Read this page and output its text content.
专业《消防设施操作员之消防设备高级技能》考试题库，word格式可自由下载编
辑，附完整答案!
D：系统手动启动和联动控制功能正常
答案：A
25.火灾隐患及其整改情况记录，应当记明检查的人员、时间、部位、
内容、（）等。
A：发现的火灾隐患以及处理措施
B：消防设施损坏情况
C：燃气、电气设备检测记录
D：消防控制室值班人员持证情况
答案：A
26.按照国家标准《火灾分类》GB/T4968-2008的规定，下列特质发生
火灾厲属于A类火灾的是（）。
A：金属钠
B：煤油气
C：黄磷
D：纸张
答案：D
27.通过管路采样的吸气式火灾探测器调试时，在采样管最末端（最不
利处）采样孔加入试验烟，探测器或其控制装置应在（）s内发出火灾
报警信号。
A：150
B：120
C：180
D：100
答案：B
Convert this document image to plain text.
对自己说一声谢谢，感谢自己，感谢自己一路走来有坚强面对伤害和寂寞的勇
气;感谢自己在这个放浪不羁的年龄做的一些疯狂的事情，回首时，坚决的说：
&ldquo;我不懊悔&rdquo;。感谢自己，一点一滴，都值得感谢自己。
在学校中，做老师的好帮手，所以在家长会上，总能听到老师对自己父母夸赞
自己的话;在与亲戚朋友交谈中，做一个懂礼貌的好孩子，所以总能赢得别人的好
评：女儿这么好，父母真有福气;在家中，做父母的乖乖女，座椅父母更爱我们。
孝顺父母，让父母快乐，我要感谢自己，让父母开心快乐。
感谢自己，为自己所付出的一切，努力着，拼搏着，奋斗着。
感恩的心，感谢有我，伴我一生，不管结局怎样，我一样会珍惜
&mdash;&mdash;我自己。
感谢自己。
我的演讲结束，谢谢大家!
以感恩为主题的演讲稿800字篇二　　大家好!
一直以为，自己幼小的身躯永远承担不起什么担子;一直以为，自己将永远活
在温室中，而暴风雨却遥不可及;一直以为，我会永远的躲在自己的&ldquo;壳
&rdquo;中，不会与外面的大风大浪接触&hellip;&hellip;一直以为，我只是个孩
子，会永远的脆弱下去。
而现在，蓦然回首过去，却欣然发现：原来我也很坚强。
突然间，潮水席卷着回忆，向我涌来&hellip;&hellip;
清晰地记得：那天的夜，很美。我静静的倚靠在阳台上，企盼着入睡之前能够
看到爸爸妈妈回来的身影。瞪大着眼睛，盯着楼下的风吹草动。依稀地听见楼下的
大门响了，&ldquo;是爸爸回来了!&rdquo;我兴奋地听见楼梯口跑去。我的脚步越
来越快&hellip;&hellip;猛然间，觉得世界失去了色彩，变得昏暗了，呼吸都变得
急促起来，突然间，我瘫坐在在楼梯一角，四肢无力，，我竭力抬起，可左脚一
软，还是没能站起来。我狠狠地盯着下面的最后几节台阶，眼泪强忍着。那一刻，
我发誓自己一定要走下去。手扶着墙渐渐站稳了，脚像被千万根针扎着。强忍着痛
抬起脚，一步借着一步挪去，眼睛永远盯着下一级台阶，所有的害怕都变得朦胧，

▶ EXERCISE:
Read the entries and select each line where the word "rdquo" is found.

▶ OUTPUT OF THE TASK:
&ldquo;我不懊悔&rdquo;。感谢自己，一点一滴，都值得感谢自己。
&rdquo;中，不会与外面的大风大浪接触&hellip;&hellip;一直以为，我只是个孩
大门响了，&ldquo;是爸爸回来了!&rdquo;我兴奋地听见楼梯口跑去。我的脚步越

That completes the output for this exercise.